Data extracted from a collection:
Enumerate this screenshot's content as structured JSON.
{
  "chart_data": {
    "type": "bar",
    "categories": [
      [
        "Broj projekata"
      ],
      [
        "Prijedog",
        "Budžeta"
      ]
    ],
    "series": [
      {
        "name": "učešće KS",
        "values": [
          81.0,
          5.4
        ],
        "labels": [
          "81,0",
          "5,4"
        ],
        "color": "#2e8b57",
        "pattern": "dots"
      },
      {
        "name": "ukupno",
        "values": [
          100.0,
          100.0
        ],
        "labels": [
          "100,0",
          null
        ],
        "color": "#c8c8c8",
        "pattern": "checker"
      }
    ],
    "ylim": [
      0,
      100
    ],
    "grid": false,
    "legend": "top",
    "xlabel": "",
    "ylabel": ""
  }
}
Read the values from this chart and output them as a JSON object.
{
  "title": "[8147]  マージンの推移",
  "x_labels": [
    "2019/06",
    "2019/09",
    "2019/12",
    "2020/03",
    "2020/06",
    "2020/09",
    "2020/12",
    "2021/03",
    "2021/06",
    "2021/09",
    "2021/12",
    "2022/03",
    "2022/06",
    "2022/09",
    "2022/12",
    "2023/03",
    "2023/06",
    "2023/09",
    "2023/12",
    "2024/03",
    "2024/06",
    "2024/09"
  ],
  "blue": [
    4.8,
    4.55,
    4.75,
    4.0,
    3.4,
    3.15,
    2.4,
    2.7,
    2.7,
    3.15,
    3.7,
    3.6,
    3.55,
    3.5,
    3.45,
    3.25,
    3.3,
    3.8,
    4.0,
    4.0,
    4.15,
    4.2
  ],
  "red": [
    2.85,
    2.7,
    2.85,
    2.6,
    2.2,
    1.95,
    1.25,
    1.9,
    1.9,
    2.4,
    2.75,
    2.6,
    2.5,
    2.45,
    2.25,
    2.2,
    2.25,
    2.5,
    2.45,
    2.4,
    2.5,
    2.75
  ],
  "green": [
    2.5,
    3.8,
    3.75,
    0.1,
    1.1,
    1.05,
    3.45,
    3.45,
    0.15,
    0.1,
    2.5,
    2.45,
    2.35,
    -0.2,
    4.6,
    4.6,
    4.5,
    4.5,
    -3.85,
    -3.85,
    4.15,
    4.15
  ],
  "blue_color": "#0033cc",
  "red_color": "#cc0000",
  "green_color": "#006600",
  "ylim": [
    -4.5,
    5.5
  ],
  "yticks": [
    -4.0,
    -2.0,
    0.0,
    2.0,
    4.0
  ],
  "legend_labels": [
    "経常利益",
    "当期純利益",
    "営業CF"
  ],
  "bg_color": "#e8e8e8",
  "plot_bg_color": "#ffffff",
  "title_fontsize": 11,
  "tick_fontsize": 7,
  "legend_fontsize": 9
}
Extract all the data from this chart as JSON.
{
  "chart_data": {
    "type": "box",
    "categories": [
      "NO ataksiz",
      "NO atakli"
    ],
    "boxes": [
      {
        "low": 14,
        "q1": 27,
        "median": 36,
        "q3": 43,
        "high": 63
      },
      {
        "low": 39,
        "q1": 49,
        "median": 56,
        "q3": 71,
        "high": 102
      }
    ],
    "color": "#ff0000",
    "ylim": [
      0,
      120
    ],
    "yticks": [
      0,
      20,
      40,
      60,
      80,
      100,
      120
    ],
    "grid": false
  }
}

* [Goal of the exercise] Where a line above contains the word "this", copy that line.

* [Solution]
Enumerate this screenshot's content as structured JSON.
Read the values from this chart and output them as a JSON object.
Extract all the data from this chart as JSON.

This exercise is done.